[START Working data]
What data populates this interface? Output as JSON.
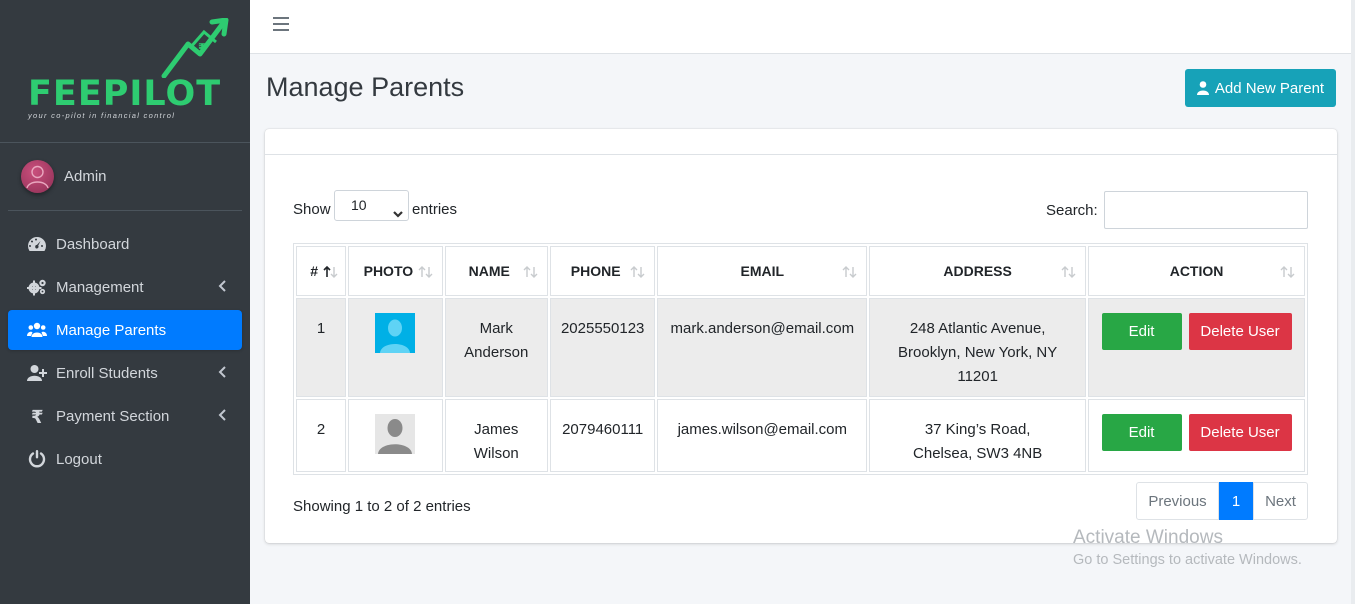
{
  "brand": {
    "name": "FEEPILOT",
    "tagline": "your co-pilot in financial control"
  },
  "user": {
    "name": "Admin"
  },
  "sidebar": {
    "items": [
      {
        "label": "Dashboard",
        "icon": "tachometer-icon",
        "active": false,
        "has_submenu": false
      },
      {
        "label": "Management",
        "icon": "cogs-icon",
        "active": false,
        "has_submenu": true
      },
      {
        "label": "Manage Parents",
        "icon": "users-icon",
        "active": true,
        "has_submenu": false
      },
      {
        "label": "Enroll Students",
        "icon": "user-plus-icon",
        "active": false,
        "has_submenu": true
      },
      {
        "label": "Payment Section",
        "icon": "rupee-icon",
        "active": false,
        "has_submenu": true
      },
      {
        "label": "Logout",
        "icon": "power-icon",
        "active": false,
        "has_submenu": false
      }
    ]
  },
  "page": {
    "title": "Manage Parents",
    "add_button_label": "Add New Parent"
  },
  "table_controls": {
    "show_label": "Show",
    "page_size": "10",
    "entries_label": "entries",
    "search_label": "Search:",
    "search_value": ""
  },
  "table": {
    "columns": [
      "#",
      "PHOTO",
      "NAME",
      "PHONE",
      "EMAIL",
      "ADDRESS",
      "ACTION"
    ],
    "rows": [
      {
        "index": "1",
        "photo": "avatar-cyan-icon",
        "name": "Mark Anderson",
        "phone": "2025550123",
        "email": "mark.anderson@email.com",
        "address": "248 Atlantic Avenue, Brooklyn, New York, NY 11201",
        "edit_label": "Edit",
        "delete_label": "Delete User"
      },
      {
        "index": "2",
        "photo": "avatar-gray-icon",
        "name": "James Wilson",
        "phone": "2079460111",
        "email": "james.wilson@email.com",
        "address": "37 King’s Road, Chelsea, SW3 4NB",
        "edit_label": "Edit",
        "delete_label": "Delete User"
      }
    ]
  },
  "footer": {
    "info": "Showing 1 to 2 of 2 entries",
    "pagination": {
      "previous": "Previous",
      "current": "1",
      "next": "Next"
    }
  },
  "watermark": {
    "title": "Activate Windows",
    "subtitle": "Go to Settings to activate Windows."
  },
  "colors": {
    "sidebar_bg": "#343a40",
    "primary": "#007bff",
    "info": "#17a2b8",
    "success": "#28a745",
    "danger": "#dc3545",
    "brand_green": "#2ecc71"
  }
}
[END Working data]
[START Working data]
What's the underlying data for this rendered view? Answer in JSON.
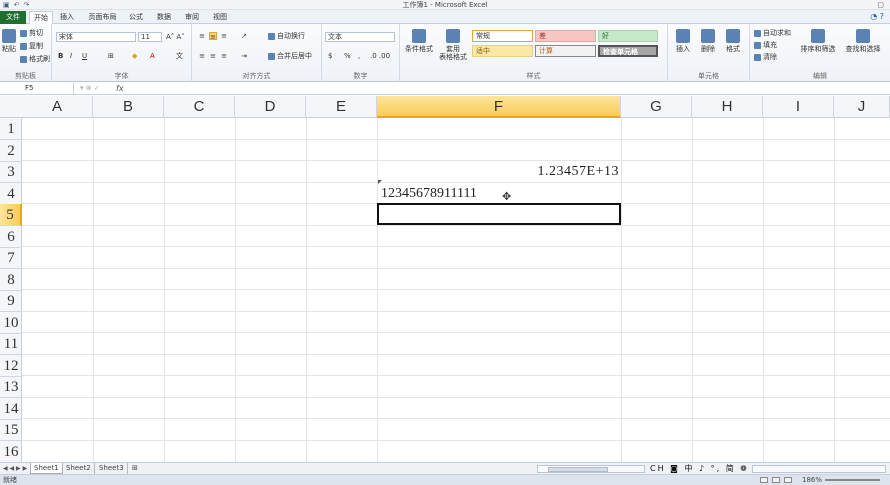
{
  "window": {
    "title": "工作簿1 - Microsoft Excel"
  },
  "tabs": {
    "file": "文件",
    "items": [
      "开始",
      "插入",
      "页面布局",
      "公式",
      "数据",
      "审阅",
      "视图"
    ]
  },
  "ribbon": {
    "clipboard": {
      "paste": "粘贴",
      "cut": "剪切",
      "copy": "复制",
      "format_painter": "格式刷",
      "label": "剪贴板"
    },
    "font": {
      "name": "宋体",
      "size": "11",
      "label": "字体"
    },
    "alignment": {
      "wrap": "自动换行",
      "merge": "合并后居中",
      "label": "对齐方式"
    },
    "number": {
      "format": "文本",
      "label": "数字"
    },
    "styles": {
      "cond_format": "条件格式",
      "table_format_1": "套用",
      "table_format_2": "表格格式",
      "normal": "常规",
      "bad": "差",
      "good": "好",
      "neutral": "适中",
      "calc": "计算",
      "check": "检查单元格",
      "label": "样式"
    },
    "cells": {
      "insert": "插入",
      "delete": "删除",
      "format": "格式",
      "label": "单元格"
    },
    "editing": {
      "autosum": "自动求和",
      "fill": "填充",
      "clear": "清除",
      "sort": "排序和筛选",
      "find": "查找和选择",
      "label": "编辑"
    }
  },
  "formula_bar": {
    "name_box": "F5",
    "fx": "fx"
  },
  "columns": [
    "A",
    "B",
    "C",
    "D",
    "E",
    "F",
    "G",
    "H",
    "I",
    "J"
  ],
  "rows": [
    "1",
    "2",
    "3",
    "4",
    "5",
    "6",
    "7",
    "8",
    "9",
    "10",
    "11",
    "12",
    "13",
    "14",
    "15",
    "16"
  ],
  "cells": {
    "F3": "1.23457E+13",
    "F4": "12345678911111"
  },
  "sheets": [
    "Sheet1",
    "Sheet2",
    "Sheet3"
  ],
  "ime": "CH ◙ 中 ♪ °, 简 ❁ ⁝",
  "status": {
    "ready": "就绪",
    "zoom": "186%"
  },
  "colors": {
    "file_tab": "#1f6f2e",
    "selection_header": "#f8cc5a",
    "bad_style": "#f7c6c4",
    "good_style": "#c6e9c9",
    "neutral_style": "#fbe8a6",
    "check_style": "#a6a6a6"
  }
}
[END Working data]
Aim: Select and copy each line from the data that includes the word "icon".

Answer:
        "icon": "tachometer-icon",
        "icon": "cogs-icon",
        "icon": "users-icon",
        "icon": "user-plus-icon",
        "icon": "rupee-icon",
        "icon": "power-icon",
        "photo": "avatar-cyan-icon",
        "photo": "avatar-gray-icon",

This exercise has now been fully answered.